* **Request**
Single out the lines that include the word "خارجي". Copy them.

— begin —

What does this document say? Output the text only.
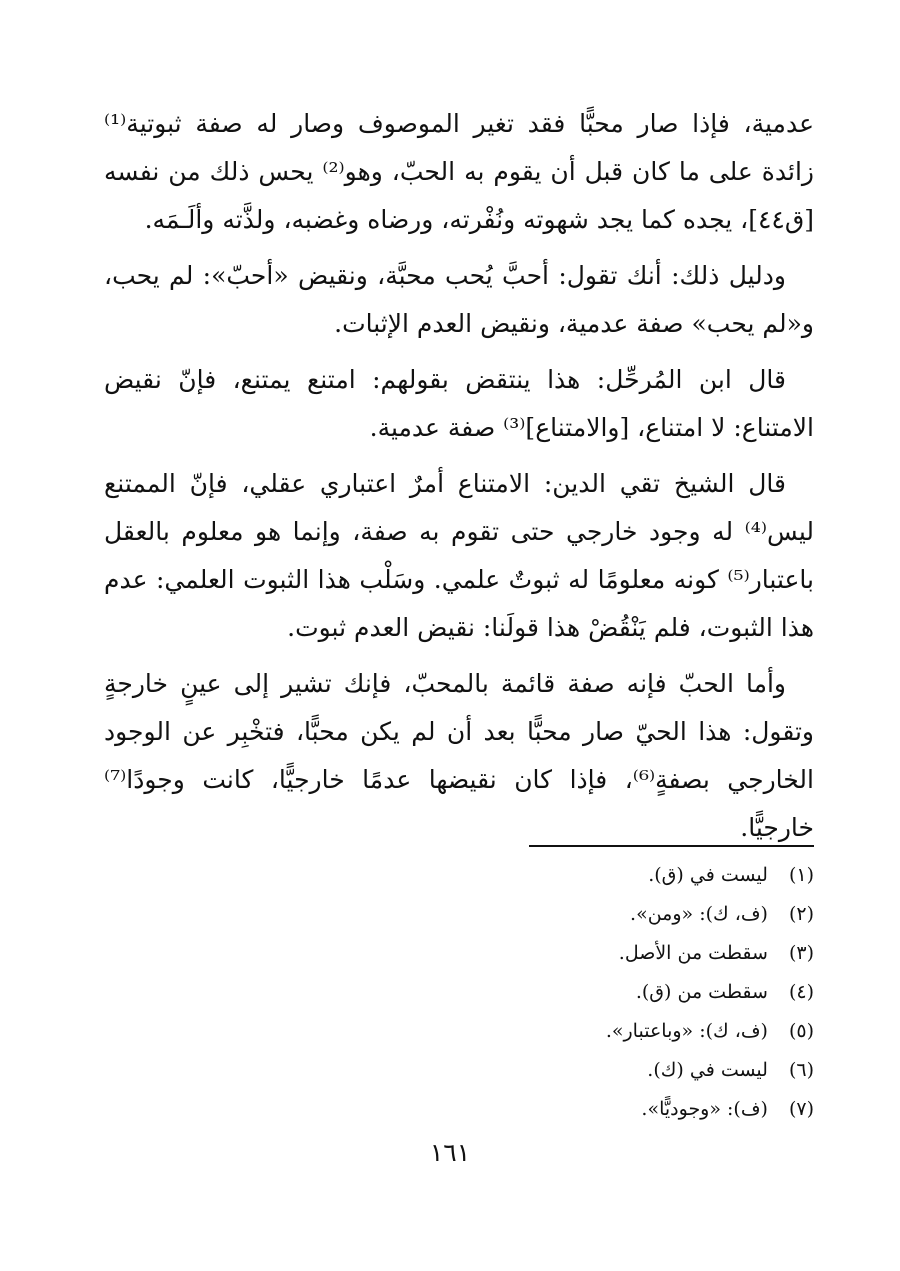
عدمية، فإذا صار محبًّا فقد تغير الموصوف وصار له صفة ثبوتية⁽¹⁾ زائدة على ما كان قبل أن يقوم به الحبّ، وهو⁽²⁾ يحس ذلك من نفسه [ق٤٤]، يجده كما يجد شهوته ونُفْرته، ورضاه وغضبه، ولذَّته وألَـمَه.

ودليل ذلك: أنك تقول: أحبَّ يُحب محبَّة، ونقيض «أحبّ»: لم يحب، و«لم يحب» صفة عدمية، ونقيض العدم الإثبات.

قال ابن المُرحِّل: هذا ينتقض بقولهم: امتنع يمتنع، فإنّ نقيض الامتناع: لا امتناع، [والامتناع]⁽³⁾ صفة عدمية.

قال الشيخ تقي الدين: الامتناع أمرٌ اعتباري عقلي، فإنّ الممتنع ليس⁽⁴⁾ له وجود خارجي حتى تقوم به صفة، وإنما هو معلوم بالعقل باعتبار⁽⁵⁾ كونه معلومًا له ثبوتٌ علمي. وسَلْب هذا الثبوت العلمي: عدم هذا الثبوت، فلم يَنْقُضْ هذا قولَنا: نقيض العدم ثبوت.

وأما الحبّ فإنه صفة قائمة بالمحبّ، فإنك تشير إلى عينٍ خارجةٍ وتقول: هذا الحيّ صار محبًّا بعد أن لم يكن محبًّا، فتخْبِر عن الوجود الخارجي بصفةٍ⁽⁶⁾، فإذا كان نقيضها عدمًا خارجيًّا، كانت وجودًا⁽⁷⁾ خارجيًّا.

(١) ليست في (ق).
(٢) (ف، ك): «ومن».
(٣) سقطت من الأصل.
(٤) سقطت من (ق).
(٥) (ف، ك): «وباعتبار».
(٦) ليست في (ك).
(٧) (ف): «وجوديًّا».
١٦١
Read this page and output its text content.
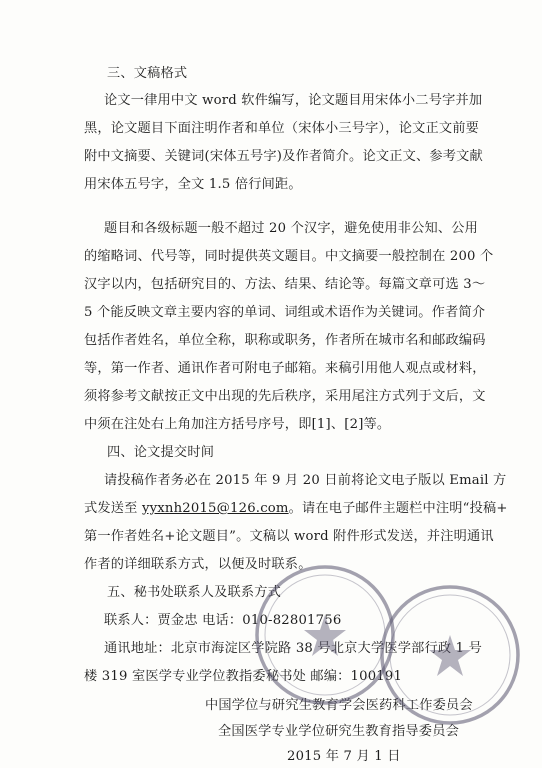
三、文稿格式
论文一律用中文 word 软件编写，论文题目用宋体小二号字并加
黑，论文题目下面注明作者和单位（宋体小三号字），论文正文前要
附中文摘要、关键词(宋体五号字)及作者简介。论文正文、参考文献
用宋体五号字，全文 1.5 倍行间距。
题目和各级标题一般不超过 20 个汉字，避免使用非公知、公用
的缩略词、代号等，同时提供英文题目。中文摘要一般控制在 200 个
汉字以内，包括研究目的、方法、结果、结论等。每篇文章可选 3～
5 个能反映文章主要内容的单词、词组或术语作为关键词。作者简介
包括作者姓名，单位全称，职称或职务，作者所在城市名和邮政编码
等，第一作者、通讯作者可附电子邮箱。来稿引用他人观点或材料，
须将参考文献按正文中出现的先后秩序，采用尾注方式列于文后，文
中须在注处右上角加注方括号序号，即[1]、[2]等。
四、论文提交时间
请投稿作者务必在 2015 年 9 月 20 日前将论文电子版以 Email 方
式发送至 yyxnh2015@126.com。请在电子邮件主题栏中注明“投稿+
第一作者姓名+论文题目”。文稿以 word 附件形式发送，并注明通讯
作者的详细联系方式，以便及时联系。
五、秘书处联系人及联系方式
联系人：贾金忠 电话：010-82801756
通讯地址：北京市海淀区学院路 38 号北京大学医学部行政 1 号
楼 319 室医学专业学位教指委秘书处 邮编：100191
中国学位与研究生教育学会医药科工作委员会
全国医学专业学位研究生教育指导委员会
2015 年 7 月 1 日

— end —

* **Finished exercise**
قال الشيخ تقي الدين: الامتناع أمرٌ اعتباري عقلي، فإنّ الممتنع ليس⁽⁴⁾ له وجود خارجي حتى تقوم به صفة، وإنما هو معلوم بالعقل باعتبار⁽⁵⁾ كونه معلومًا له ثبوتٌ علمي. وسَلْب هذا الثبوت العلمي: عدم هذا الثبوت، فلم يَنْقُضْ هذا قولَنا: نقيض العدم ثبوت.
وأما الحبّ فإنه صفة قائمة بالمحبّ، فإنك تشير إلى عينٍ خارجةٍ وتقول: هذا الحيّ صار محبًّا بعد أن لم يكن محبًّا، فتخْبِر عن الوجود الخارجي بصفةٍ⁽⁶⁾، فإذا كان نقيضها عدمًا خارجيًّا، كانت وجودًا⁽⁷⁾ خارجيًّا.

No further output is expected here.